____ RECORDS FOR THIS TASK

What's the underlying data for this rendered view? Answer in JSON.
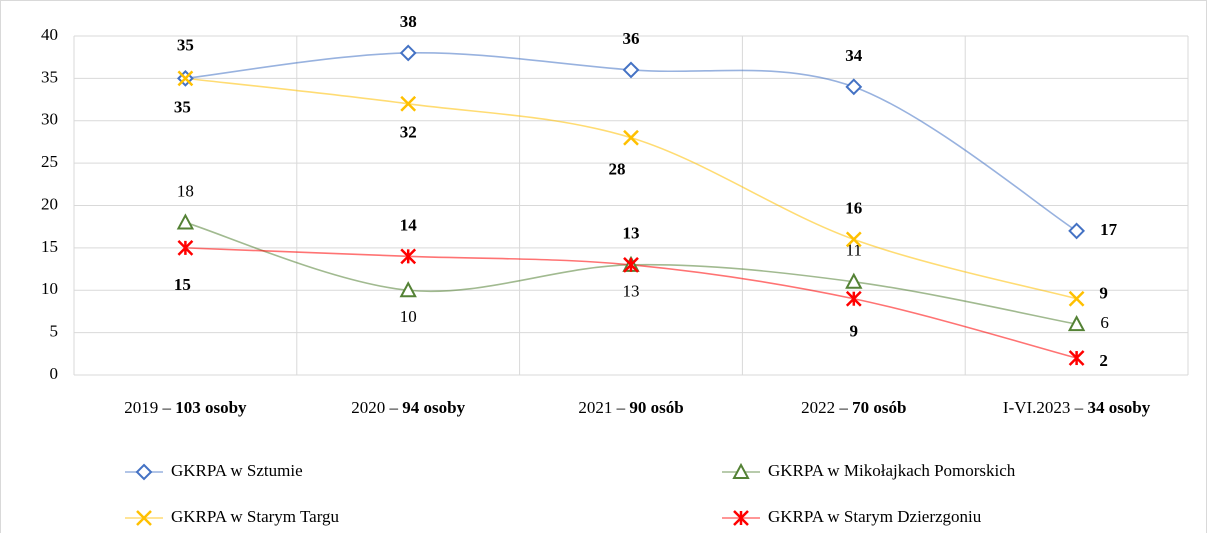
{
  "chart_data": {
    "type": "line",
    "categories": [
      "2019 – 103 osoby",
      "2020 – 94 osoby",
      "2021 – 90 osób",
      "2022 – 70 osób",
      "I-VI.2023 – 34 osoby"
    ],
    "series": [
      {
        "name": "GKRPA w Sztumie",
        "color": "#4472c4",
        "marker": "diamond",
        "values": [
          35,
          38,
          36,
          34,
          17
        ]
      },
      {
        "name": "GKRPA w Mikołajkach Pomorskich",
        "color": "#548235",
        "marker": "triangle",
        "values": [
          18,
          10,
          13,
          11,
          6
        ]
      },
      {
        "name": "GKRPA w Starym Targu",
        "color": "#ffc000",
        "marker": "x",
        "values": [
          35,
          32,
          28,
          16,
          9
        ]
      },
      {
        "name": "GKRPA w Starym Dzierzgoniu",
        "color": "#ff0000",
        "marker": "star",
        "values": [
          15,
          14,
          13,
          9,
          2
        ]
      }
    ],
    "ylim": [
      0,
      40
    ],
    "yticks": [
      0,
      5,
      10,
      15,
      20,
      25,
      30,
      35,
      40
    ],
    "grid": true,
    "legend": "bottom"
  }
}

________

- [REQUIRED WORK]: Write out the entries above word for word. Do not include the pictures.

- [COMPLETED TASK]:
What's the underlying data for this rendered view? Answer in JSON.
{
  "chart_data": {
    "type": "line",
    "categories": [
      "2019 – 103 osoby",
      "2020 – 94 osoby",
      "2021 – 90 osób",
      "2022 – 70 osób",
      "I-VI.2023 – 34 osoby"
    ],
    "series": [
      {
        "name": "GKRPA w Sztumie",
        "color": "#4472c4",
        "marker": "diamond",
        "values": [
          35,
          38,
          36,
          34,
          17
        ]
      },
      {
        "name": "GKRPA w Mikołajkach Pomorskich",
        "color": "#548235",
        "marker": "triangle",
        "values": [
          18,
          10,
          13,
          11,
          6
        ]
      },
      {
        "name": "GKRPA w Starym Targu",
        "color": "#ffc000",
        "marker": "x",
        "values": [
          35,
          32,
          28,
          16,
          9
        ]
      },
      {
        "name": "GKRPA w Starym Dzierzgoniu",
        "color": "#ff0000",
        "marker": "star",
        "values": [
          15,
          14,
          13,
          9,
          2
        ]
      }
    ],
    "ylim": [
      0,
      40
    ],
    "yticks": [
      0,
      5,
      10,
      15,
      20,
      25,
      30,
      35,
      40
    ],
    "grid": true,
    "legend": "bottom"
  }
}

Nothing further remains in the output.